Output each entry below as it stands, leaving out every picture.

## start Task data

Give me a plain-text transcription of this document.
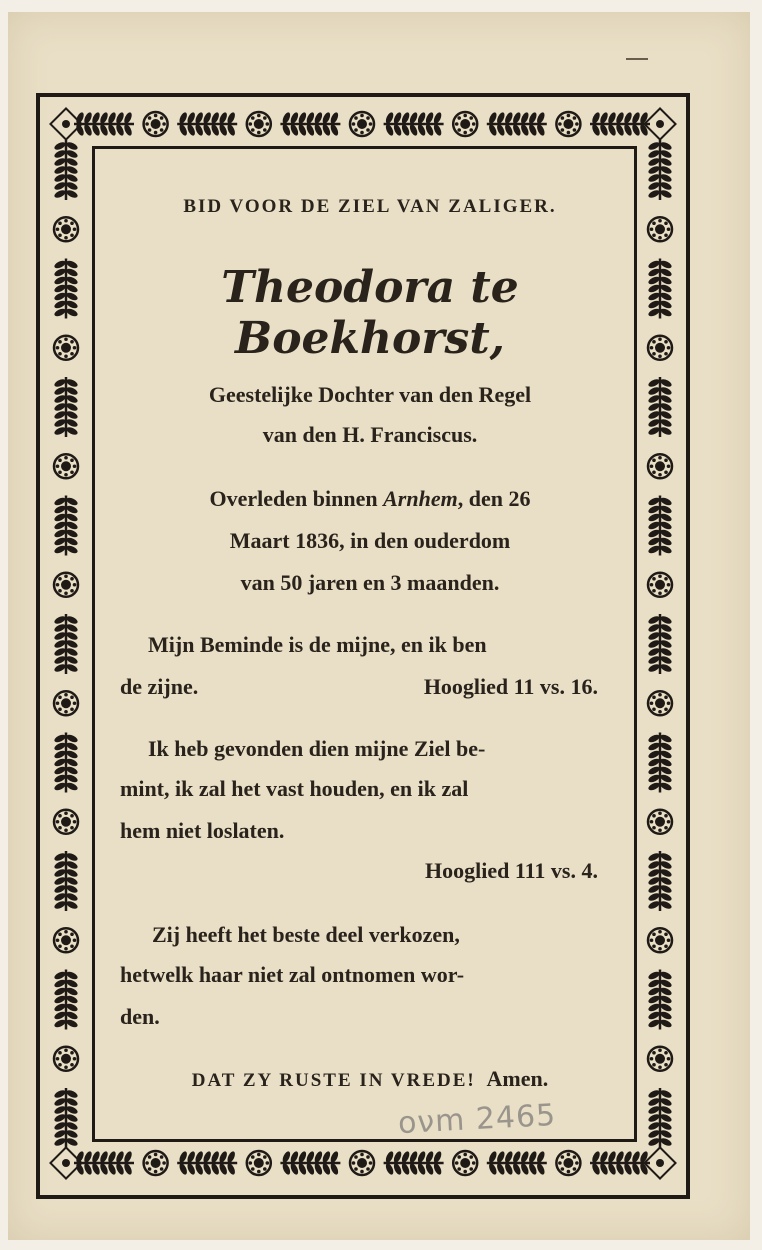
BID VOOR DE ZIEL VAN ZALIGER.
Theodora te Boekhorst,
Geestelijke Dochter van den Regel
van den H. Franciscus.
Overleden binnen Arnhem, den 26
Maart 1836, in den ouderdom
van 50 jaren en 3 maanden.
Mijn Beminde is de mijne, en ik ben
de zijne.	Hooglied 11 vs. 16.
Ik heb gevonden dien mijne Ziel be-
mint, ik zal het vast houden, en ik zal
hem niet loslaten.
Hooglied 111 vs. 4.
Zij heeft het beste deel verkozen,
hetwelk haar niet zal ontnomen wor-
den.
DAT ZY RUSTE IN VREDE! Amen.
ονm 2465
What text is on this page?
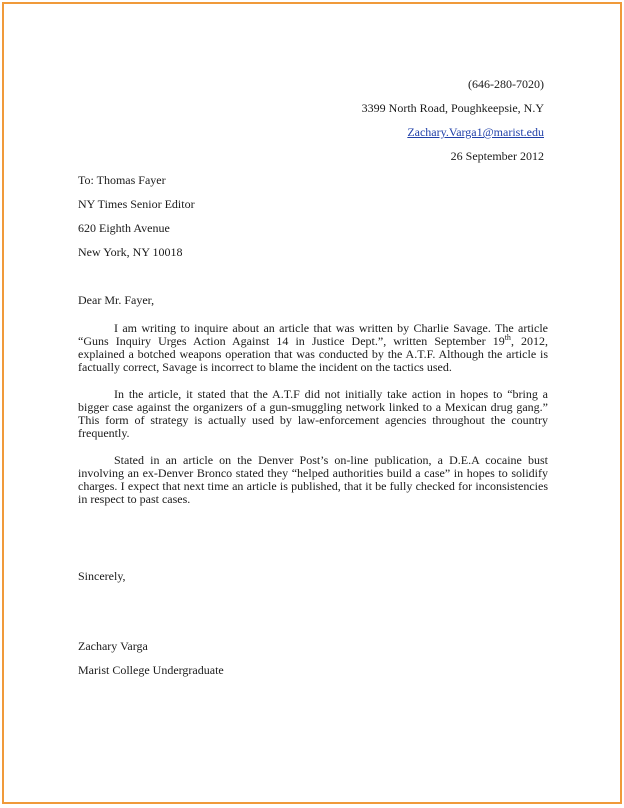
(646-280-7020)
3399 North Road, Poughkeepsie, N.Y
Zachary.Varga1@marist.edu
26 September 2012
To: Thomas Fayer
NY Times Senior Editor
620 Eighth Avenue
New York, NY 10018
Dear Mr. Fayer,
I am writing to inquire about an article that was written by Charlie Savage. The article “Guns Inquiry Urges Action Against 14 in Justice Dept.”, written September 19th, 2012, explained a botched weapons operation that was conducted by the A.T.F. Although the article is factually correct, Savage is incorrect to blame the incident on the tactics used.
In the article, it stated that the A.T.F did not initially take action in hopes to “bring a bigger case against the organizers of a gun-smuggling network linked to a Mexican drug gang.” This form of strategy is actually used by law-enforcement agencies throughout the country frequently.
Stated in an article on the Denver Post’s on-line publication, a D.E.A cocaine bust involving an ex-Denver Bronco stated they “helped authorities build a case” in hopes to solidify charges. I expect that next time an article is published, that it be fully checked for inconsistencies in respect to past cases.
Sincerely,
Zachary Varga
Marist College Undergraduate
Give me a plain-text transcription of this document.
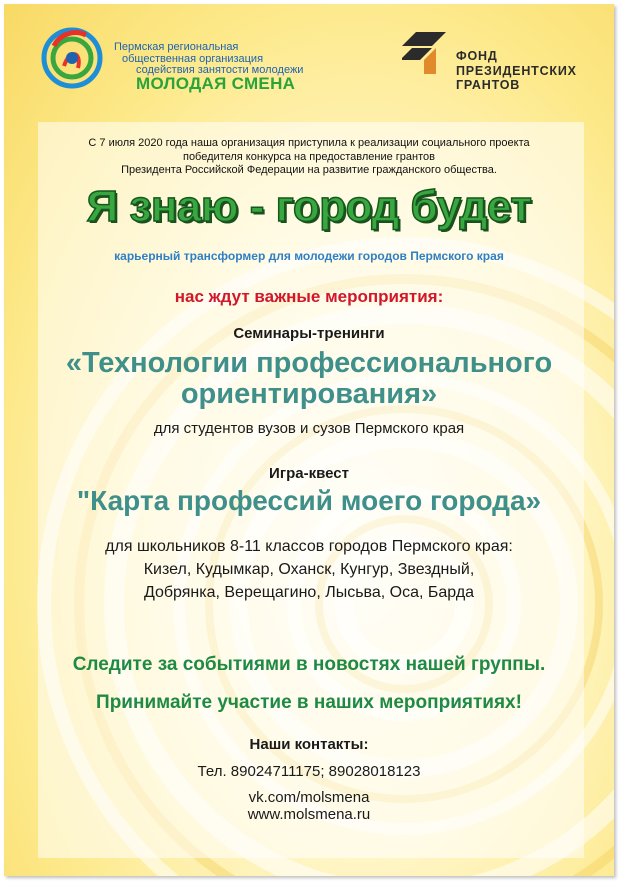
Пермская региональная
общественная организация
содействия занятости молодежи
МОЛОДАЯ СМЕНА
ФОНД
ПРЕЗИДЕНТСКИХ
ГРАНТОВ
С 7 июля 2020 года наша организация приступила к реализации социального проекта
победителя конкурса на предоставление грантов
Президента Российской Федерации на развитие гражданского общества.
Я знаю - город будет
карьерный трансформер для молодежи городов Пермского края
нас ждут важные мероприятия:
Семинары-тренинги
«Технологии профессионального
ориентирования»
для студентов вузов и сузов Пермского края
Игра-квест
"Карта профессий моего города»
для школьников 8-11 классов городов Пермского края:
Кизел, Кудымкар, Оханск, Кунгур, Звездный,
Добрянка, Верещагино, Лысьва, Оса, Барда
Следите за событиями в новостях нашей группы.
Принимайте участие в наших мероприятиях!
Наши контакты:
Тел. 89024711175; 89028018123
vk.com/molsmena
www.molsmena.ru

## end Task data

◆ Written reply ◆
Give me a plain-text transcription of this document.
BID VOOR DE ZIEL VAN ZALIGER.
Theodora te Boekhorst,
Geestelijke Dochter van den Regel
van den H. Franciscus.
Overleden binnen Arnhem, den 26
Maart 1836, in den ouderdom
van 50 jaren en 3 maanden.
Mijn Beminde is de mijne, en ik ben
de zijne.	Hooglied 11 vs. 16.
Ik heb gevonden dien mijne Ziel be-
mint, ik zal het vast houden, en ik zal
hem niet loslaten.
Hooglied 111 vs. 4.
Zij heeft het beste deel verkozen,
hetwelk haar niet zal ontnomen wor-
den.
DAT ZY RUSTE IN VREDE! Amen.
ονm 2465
What text is on this page?
(646-280-7020)
3399 North Road, Poughkeepsie, N.Y
Zachary.Varga1@marist.edu
26 September 2012
To: Thomas Fayer
NY Times Senior Editor
620 Eighth Avenue
New York, NY 10018
Dear Mr. Fayer,
I am writing to inquire about an article that was written by Charlie Savage. The article “Guns Inquiry Urges Action Against 14 in Justice Dept.”, written September 19th, 2012, explained a botched weapons operation that was conducted by the A.T.F. Although the article is factually correct, Savage is incorrect to blame the incident on the tactics used.
In the article, it stated that the A.T.F did not initially take action in hopes to “bring a bigger case against the organizers of a gun-smuggling network linked to a Mexican drug gang.” This form of strategy is actually used by law-enforcement agencies throughout the country frequently.
Stated in an article on the Denver Post’s on-line publication, a D.E.A cocaine bust involving an ex-Denver Bronco stated they “helped authorities build a case” in hopes to solidify charges. I expect that next time an article is published, that it be fully checked for inconsistencies in respect to past cases.
Sincerely,
Zachary Varga
Marist College Undergraduate
Give me a plain-text transcription of this document.
Пермская региональная
общественная организация
содействия занятости молодежи
МОЛОДАЯ СМЕНА
ФОНД
ПРЕЗИДЕНТСКИХ
ГРАНТОВ
С 7 июля 2020 года наша организация приступила к реализации социального проекта
победителя конкурса на предоставление грантов
Президента Российской Федерации на развитие гражданского общества.
Я знаю - город будет
карьерный трансформер для молодежи городов Пермского края
нас ждут важные мероприятия:
Семинары-тренинги
«Технологии профессионального
ориентирования»
для студентов вузов и сузов Пермского края
Игра-квест
"Карта профессий моего города»
для школьников 8-11 классов городов Пермского края:
Кизел, Кудымкар, Оханск, Кунгур, Звездный,
Добрянка, Верещагино, Лысьва, Оса, Барда
Следите за событиями в новостях нашей группы.
Принимайте участие в наших мероприятиях!
Наши контакты:
Тел. 89024711175; 89028018123
vk.com/molsmena
www.molsmena.ru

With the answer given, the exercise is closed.